Lines containing the word "sázka" should be extracted in full.

## START Data entries

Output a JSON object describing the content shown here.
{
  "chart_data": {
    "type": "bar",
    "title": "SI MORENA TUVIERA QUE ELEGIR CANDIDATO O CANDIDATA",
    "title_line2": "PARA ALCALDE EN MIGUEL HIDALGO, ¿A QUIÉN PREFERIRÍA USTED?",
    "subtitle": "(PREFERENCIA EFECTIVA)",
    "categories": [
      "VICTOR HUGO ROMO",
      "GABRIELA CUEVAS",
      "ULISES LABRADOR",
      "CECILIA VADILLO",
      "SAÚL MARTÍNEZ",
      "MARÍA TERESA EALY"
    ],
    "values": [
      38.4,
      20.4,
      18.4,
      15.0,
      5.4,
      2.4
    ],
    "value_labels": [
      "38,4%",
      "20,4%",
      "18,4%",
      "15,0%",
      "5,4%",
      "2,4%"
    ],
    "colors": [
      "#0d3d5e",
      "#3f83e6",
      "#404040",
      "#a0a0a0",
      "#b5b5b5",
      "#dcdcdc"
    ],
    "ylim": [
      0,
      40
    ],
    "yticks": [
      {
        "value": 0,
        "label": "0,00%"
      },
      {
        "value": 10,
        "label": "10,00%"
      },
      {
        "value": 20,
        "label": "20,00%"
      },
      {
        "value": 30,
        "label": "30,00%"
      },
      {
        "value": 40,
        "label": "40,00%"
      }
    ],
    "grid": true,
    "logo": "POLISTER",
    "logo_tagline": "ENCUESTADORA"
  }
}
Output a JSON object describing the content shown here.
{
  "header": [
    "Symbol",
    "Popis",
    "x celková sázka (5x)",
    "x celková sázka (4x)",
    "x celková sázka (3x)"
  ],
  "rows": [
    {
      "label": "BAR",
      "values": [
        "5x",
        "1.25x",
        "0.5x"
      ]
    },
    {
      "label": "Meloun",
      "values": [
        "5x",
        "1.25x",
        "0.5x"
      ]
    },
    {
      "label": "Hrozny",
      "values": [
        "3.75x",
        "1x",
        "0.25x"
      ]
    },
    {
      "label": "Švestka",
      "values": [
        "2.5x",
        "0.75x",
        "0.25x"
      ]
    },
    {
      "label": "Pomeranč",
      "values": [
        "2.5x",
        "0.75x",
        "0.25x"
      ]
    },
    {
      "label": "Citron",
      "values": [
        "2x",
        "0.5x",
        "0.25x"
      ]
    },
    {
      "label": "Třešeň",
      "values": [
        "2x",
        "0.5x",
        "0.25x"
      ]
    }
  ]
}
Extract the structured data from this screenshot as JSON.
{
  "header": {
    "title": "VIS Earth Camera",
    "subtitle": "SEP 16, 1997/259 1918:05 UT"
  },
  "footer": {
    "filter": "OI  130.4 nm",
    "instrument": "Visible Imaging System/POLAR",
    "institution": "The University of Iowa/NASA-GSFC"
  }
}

## END Data entries

:: Solution to this task ::
    "x celková sázka (5x)",
    "x celková sázka (4x)",
    "x celková sázka (3x)"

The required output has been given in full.